▶ _PROBLEM_
Reproduce the full listing below unchanged, apart from the pictures.

▶ _MATERIAL_
^^^^^^^^^^^^^^^^

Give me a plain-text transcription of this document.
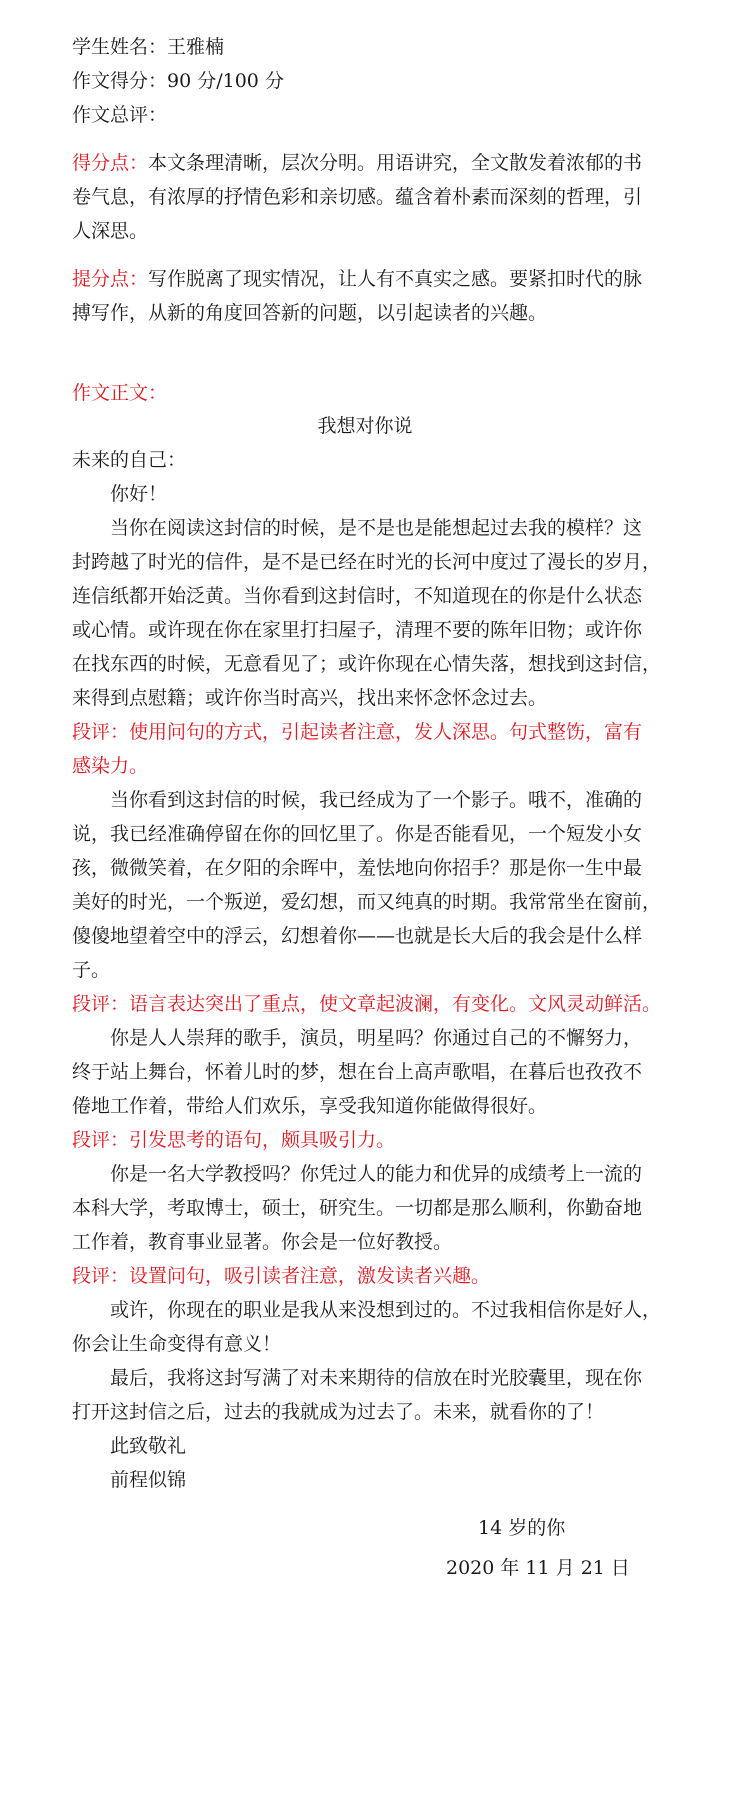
学生姓名：王雅楠
作文得分：90 分/100 分
作文总评：
得分点：本文条理清晰，层次分明。用语讲究，全文散发着浓郁的书
卷气息，有浓厚的抒情色彩和亲切感。蕴含着朴素而深刻的哲理，引
人深思。
提分点：写作脱离了现实情况，让人有不真实之感。要紧扣时代的脉
搏写作，从新的角度回答新的问题，以引起读者的兴趣。
作文正文：
我想对你说
未来的自己：
你好！
当你在阅读这封信的时候，是不是也是能想起过去我的模样？这
封跨越了时光的信件，是不是已经在时光的长河中度过了漫长的岁月，
连信纸都开始泛黄。当你看到这封信时，不知道现在的你是什么状态
或心情。或许现在你在家里打扫屋子，清理不要的陈年旧物；或许你
在找东西的时候，无意看见了；或许你现在心情失落，想找到这封信，
来得到点慰籍；或许你当时高兴，找出来怀念怀念过去。
段评：使用问句的方式，引起读者注意，发人深思。句式整饬，富有
感染力。
当你看到这封信的时候，我已经成为了一个影子。哦不，准确的
说，我已经准确停留在你的回忆里了。你是否能看见，一个短发小女
孩，微微笑着，在夕阳的余晖中，羞怯地向你招手？那是你一生中最
美好的时光，一个叛逆，爱幻想，而又纯真的时期。我常常坐在窗前，
傻傻地望着空中的浮云，幻想着你——也就是长大后的我会是什么样
子。
段评：语言表达突出了重点，使文章起波澜，有变化。文风灵动鲜活。
你是人人崇拜的歌手，演员，明星吗？你通过自己的不懈努力，
终于站上舞台，怀着儿时的梦，想在台上高声歌唱，在暮后也孜孜不
倦地工作着，带给人们欢乐，享受我知道你能做得很好。
段评：引发思考的语句，颇具吸引力。
你是一名大学教授吗？你凭过人的能力和优异的成绩考上一流的
本科大学，考取博士，硕士，研究生。一切都是那么顺利，你勤奋地
工作着，教育事业显著。你会是一位好教授。
段评：设置问句，吸引读者注意，激发读者兴趣。
或许，你现在的职业是我从来没想到过的。不过我相信你是好人，
你会让生命变得有意义！
最后，我将这封写满了对未来期待的信放在时光胶囊里，现在你
打开这封信之后，过去的我就成为过去了。未来，就看你的了！
此致敬礼
前程似锦
14 岁的你
2020 年 11 月 21 日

^^^^^^^^^^^^^^^^

▶ _FINISHED TASK_
Give me a plain-text transcription of this document.
学生姓名：王雅楠
作文得分：90 分/100 分
作文总评：
得分点：本文条理清晰，层次分明。用语讲究，全文散发着浓郁的书
卷气息，有浓厚的抒情色彩和亲切感。蕴含着朴素而深刻的哲理，引
人深思。
提分点：写作脱离了现实情况，让人有不真实之感。要紧扣时代的脉
搏写作，从新的角度回答新的问题，以引起读者的兴趣。
作文正文：
我想对你说
未来的自己：
你好！
当你在阅读这封信的时候，是不是也是能想起过去我的模样？这
封跨越了时光的信件，是不是已经在时光的长河中度过了漫长的岁月，
连信纸都开始泛黄。当你看到这封信时，不知道现在的你是什么状态
或心情。或许现在你在家里打扫屋子，清理不要的陈年旧物；或许你
在找东西的时候，无意看见了；或许你现在心情失落，想找到这封信，
来得到点慰籍；或许你当时高兴，找出来怀念怀念过去。
段评：使用问句的方式，引起读者注意，发人深思。句式整饬，富有
感染力。
当你看到这封信的时候，我已经成为了一个影子。哦不，准确的
说，我已经准确停留在你的回忆里了。你是否能看见，一个短发小女
孩，微微笑着，在夕阳的余晖中，羞怯地向你招手？那是你一生中最
美好的时光，一个叛逆，爱幻想，而又纯真的时期。我常常坐在窗前，
傻傻地望着空中的浮云，幻想着你——也就是长大后的我会是什么样
子。
段评：语言表达突出了重点，使文章起波澜，有变化。文风灵动鲜活。
你是人人崇拜的歌手，演员，明星吗？你通过自己的不懈努力，
终于站上舞台，怀着儿时的梦，想在台上高声歌唱，在暮后也孜孜不
倦地工作着，带给人们欢乐，享受我知道你能做得很好。
段评：引发思考的语句，颇具吸引力。
你是一名大学教授吗？你凭过人的能力和优异的成绩考上一流的
本科大学，考取博士，硕士，研究生。一切都是那么顺利，你勤奋地
工作着，教育事业显著。你会是一位好教授。
段评：设置问句，吸引读者注意，激发读者兴趣。
或许，你现在的职业是我从来没想到过的。不过我相信你是好人，
你会让生命变得有意义！
最后，我将这封写满了对未来期待的信放在时光胶囊里，现在你
打开这封信之后，过去的我就成为过去了。未来，就看你的了！
此致敬礼
前程似锦
14 岁的你
2020 年 11 月 21 日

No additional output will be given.